═══ Data records
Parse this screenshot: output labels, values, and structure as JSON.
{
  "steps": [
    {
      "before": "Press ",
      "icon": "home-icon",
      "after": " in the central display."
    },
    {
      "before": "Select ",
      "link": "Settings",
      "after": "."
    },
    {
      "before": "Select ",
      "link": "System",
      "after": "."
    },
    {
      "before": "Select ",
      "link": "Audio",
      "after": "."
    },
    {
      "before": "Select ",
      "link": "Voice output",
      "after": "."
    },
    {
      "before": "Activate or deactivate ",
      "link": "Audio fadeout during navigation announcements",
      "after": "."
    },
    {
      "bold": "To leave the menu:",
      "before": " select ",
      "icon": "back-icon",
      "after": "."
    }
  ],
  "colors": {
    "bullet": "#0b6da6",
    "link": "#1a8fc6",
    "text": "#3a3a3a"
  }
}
══════
# Exercise aim
Look through the material above and pick out each line holding the word "Audio".

# Result for this exercise
      "link": "Audio",
      "link": "Audio fadeout during navigation announcements",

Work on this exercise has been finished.